### DIRECTIONS:
Write out all of the entries that follow, word for word, but skip the pictures.

### Rows from a dataset:

◆ ◆ ◆

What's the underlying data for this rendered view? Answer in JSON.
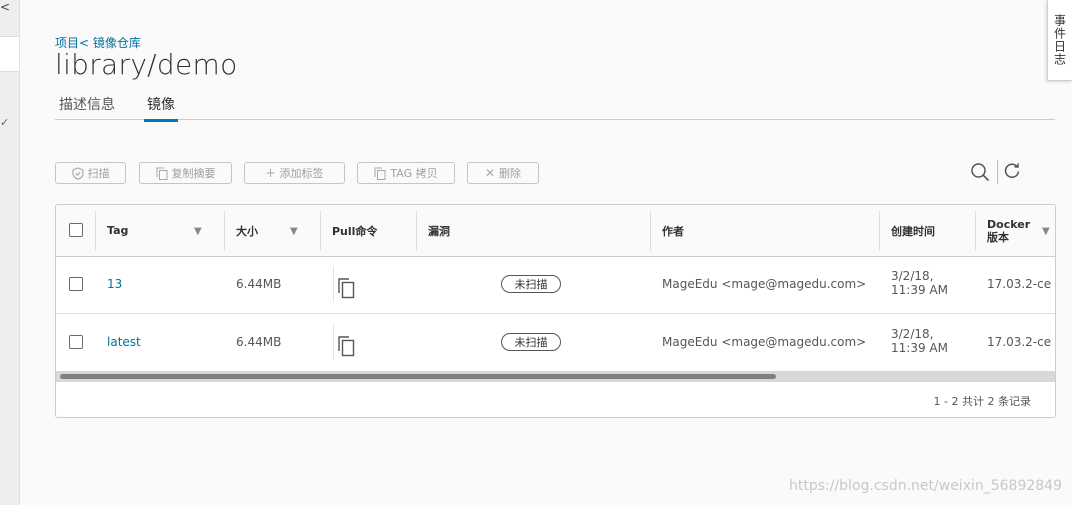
{
  "sidebar": {
    "collapse_glyph": "<",
    "check_glyph": "✓"
  },
  "event_log": {
    "label": "事件日志"
  },
  "breadcrumb": "项目< 镜像仓库",
  "title": "library/demo",
  "tabs": [
    {
      "label": "描述信息",
      "active": false
    },
    {
      "label": "镜像",
      "active": true
    }
  ],
  "toolbar": {
    "scan": "扫描",
    "copy_digest": "复制摘要",
    "add_label": "添加标签",
    "tag_copy": "TAG 拷贝",
    "delete": "删除"
  },
  "table": {
    "columns": {
      "tag": "Tag",
      "size": "大小",
      "pull": "Pull命令",
      "vuln": "漏洞",
      "author": "作者",
      "created": "创建时间",
      "docker_line1": "Docker",
      "docker_line2": "版本"
    },
    "rows": [
      {
        "tag": "13",
        "size": "6.44MB",
        "vuln": "未扫描",
        "author": "MageEdu <mage@magedu.com>",
        "created_date": "3/2/18,",
        "created_time": "11:39 AM",
        "docker": "17.03.2-ce"
      },
      {
        "tag": "latest",
        "size": "6.44MB",
        "vuln": "未扫描",
        "author": "MageEdu <mage@magedu.com>",
        "created_date": "3/2/18,",
        "created_time": "11:39 AM",
        "docker": "17.03.2-ce"
      }
    ],
    "footer": "1 - 2 共计 2 条记录"
  },
  "watermark": "https://blog.csdn.net/weixin_56892849",
  "colors": {
    "link": "#0072a3",
    "active_tab": "#0079b8"
  }
}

◆ ◆ ◆

### OUTPUT OF THE EXERCISE:
What's the underlying data for this rendered view? Answer in JSON.
{
  "sidebar": {
    "collapse_glyph": "<",
    "check_glyph": "✓"
  },
  "event_log": {
    "label": "事件日志"
  },
  "breadcrumb": "项目< 镜像仓库",
  "title": "library/demo",
  "tabs": [
    {
      "label": "描述信息",
      "active": false
    },
    {
      "label": "镜像",
      "active": true
    }
  ],
  "toolbar": {
    "scan": "扫描",
    "copy_digest": "复制摘要",
    "add_label": "添加标签",
    "tag_copy": "TAG 拷贝",
    "delete": "删除"
  },
  "table": {
    "columns": {
      "tag": "Tag",
      "size": "大小",
      "pull": "Pull命令",
      "vuln": "漏洞",
      "author": "作者",
      "created": "创建时间",
      "docker_line1": "Docker",
      "docker_line2": "版本"
    },
    "rows": [
      {
        "tag": "13",
        "size": "6.44MB",
        "vuln": "未扫描",
        "author": "MageEdu <mage@magedu.com>",
        "created_date": "3/2/18,",
        "created_time": "11:39 AM",
        "docker": "17.03.2-ce"
      },
      {
        "tag": "latest",
        "size": "6.44MB",
        "vuln": "未扫描",
        "author": "MageEdu <mage@magedu.com>",
        "created_date": "3/2/18,",
        "created_time": "11:39 AM",
        "docker": "17.03.2-ce"
      }
    ],
    "footer": "1 - 2 共计 2 条记录"
  },
  "watermark": "https://blog.csdn.net/weixin_56892849",
  "colors": {
    "link": "#0072a3",
    "active_tab": "#0079b8"
  }
}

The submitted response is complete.